Extracts from a graphics dataset
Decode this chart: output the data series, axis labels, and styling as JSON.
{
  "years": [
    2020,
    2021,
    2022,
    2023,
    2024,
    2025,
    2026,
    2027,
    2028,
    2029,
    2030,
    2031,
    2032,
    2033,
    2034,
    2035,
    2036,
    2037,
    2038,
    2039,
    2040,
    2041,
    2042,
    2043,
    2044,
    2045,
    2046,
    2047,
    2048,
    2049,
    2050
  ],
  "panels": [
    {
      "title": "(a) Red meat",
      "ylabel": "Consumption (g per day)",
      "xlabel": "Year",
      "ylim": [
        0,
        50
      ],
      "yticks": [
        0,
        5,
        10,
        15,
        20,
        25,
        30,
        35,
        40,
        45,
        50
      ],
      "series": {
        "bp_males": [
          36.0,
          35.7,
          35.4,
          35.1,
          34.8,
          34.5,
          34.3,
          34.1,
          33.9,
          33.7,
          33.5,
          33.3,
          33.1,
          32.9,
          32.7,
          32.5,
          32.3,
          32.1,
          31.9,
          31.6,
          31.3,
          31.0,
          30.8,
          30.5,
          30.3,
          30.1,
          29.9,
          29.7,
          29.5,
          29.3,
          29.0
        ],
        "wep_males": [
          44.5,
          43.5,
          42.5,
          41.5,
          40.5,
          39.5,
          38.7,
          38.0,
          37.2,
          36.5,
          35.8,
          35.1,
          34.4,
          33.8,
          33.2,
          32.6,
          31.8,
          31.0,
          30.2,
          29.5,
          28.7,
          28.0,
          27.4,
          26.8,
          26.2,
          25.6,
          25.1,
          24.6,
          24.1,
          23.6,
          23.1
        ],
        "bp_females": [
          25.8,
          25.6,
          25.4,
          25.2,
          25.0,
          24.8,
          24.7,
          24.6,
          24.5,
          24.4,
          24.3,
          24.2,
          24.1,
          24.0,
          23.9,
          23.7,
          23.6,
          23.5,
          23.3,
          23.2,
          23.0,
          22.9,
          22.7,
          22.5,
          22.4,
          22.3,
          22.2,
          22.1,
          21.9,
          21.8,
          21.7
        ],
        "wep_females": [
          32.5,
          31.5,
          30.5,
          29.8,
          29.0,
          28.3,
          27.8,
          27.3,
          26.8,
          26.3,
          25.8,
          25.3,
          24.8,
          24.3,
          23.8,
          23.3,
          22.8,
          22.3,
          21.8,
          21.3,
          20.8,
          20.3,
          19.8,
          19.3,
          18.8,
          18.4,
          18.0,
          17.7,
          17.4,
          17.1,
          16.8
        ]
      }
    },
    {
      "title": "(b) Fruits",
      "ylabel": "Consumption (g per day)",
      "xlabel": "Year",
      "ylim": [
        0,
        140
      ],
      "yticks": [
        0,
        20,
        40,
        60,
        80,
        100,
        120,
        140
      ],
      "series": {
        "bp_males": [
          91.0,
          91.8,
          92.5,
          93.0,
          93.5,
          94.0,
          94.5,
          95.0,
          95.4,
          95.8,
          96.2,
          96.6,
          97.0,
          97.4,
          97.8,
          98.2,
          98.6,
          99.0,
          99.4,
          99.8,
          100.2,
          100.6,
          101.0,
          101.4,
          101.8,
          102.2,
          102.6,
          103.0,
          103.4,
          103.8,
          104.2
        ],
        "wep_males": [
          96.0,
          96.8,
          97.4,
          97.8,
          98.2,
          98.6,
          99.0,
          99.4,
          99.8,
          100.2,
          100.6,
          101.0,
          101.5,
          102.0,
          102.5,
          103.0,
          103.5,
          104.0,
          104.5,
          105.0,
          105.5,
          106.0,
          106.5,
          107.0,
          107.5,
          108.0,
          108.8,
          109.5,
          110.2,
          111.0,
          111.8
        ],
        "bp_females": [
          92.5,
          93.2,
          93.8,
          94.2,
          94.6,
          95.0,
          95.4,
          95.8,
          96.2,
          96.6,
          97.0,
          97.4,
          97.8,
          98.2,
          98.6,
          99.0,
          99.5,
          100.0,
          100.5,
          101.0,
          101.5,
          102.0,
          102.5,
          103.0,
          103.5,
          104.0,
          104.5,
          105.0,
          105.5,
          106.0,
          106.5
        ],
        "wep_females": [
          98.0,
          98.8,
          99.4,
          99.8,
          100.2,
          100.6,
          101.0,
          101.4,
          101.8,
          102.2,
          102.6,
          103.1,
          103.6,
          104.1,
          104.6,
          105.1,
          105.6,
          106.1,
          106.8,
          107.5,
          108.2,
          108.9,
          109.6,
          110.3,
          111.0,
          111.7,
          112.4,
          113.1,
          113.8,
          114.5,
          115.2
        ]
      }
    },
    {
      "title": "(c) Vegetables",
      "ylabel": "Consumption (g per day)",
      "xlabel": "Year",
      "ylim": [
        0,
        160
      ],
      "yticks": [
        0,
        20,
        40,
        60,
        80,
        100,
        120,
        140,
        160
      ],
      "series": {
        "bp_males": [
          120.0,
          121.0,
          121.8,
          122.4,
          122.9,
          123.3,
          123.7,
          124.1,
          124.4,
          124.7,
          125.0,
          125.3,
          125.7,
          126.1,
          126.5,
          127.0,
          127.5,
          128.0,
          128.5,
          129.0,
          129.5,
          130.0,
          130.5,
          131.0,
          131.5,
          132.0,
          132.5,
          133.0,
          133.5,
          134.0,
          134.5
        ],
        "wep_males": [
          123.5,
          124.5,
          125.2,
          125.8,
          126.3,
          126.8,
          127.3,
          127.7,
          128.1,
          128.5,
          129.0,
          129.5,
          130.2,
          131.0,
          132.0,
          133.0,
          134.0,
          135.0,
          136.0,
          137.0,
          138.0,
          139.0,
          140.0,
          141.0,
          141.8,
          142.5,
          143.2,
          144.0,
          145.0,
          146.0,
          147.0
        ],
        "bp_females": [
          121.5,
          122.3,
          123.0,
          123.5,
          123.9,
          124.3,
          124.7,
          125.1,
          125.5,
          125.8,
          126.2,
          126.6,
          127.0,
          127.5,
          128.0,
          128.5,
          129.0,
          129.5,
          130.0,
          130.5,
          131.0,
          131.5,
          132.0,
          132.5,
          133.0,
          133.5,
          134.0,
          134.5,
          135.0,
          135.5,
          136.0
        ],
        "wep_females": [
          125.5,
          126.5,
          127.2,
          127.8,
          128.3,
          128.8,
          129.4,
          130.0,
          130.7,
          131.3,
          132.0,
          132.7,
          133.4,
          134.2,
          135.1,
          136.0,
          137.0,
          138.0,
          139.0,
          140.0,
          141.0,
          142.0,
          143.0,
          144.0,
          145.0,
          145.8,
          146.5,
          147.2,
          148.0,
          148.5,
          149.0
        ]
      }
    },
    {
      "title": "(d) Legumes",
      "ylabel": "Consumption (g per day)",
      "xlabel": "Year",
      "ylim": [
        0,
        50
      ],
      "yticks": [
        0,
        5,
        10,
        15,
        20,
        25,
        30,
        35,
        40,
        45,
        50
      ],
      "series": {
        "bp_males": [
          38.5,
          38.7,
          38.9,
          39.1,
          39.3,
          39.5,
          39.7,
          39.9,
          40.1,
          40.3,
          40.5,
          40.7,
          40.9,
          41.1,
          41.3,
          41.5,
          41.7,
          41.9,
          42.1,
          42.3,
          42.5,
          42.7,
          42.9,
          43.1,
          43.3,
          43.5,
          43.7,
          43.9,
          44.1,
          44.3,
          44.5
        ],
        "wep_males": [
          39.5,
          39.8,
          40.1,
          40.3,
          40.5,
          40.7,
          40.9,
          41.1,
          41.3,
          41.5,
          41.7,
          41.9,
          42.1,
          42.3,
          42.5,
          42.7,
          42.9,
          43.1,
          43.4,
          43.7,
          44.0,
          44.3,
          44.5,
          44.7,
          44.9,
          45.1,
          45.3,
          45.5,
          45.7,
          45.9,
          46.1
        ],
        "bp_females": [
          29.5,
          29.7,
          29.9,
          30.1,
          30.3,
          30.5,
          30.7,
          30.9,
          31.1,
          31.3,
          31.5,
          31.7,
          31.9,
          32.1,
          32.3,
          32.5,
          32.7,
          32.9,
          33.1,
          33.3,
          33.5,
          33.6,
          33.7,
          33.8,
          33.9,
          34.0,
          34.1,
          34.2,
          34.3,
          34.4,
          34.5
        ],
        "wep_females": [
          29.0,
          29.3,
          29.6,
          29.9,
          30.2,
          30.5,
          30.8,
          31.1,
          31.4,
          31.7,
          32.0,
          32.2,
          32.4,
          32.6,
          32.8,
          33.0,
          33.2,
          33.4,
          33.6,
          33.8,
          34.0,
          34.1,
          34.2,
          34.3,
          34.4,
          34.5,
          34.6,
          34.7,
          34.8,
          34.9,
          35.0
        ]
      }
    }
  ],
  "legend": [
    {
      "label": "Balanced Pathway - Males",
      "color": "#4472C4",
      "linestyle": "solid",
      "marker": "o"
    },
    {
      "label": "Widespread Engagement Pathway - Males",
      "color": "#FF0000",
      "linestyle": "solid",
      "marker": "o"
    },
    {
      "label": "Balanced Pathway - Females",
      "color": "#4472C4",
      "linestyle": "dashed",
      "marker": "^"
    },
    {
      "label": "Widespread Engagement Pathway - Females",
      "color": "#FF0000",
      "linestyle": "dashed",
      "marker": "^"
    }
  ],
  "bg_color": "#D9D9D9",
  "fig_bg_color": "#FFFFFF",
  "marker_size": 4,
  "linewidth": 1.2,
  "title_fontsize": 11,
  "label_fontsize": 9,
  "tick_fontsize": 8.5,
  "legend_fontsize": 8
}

• Brief: Count the lines that hold the string "Pathway" and state that number alone.

• Output for this task: 4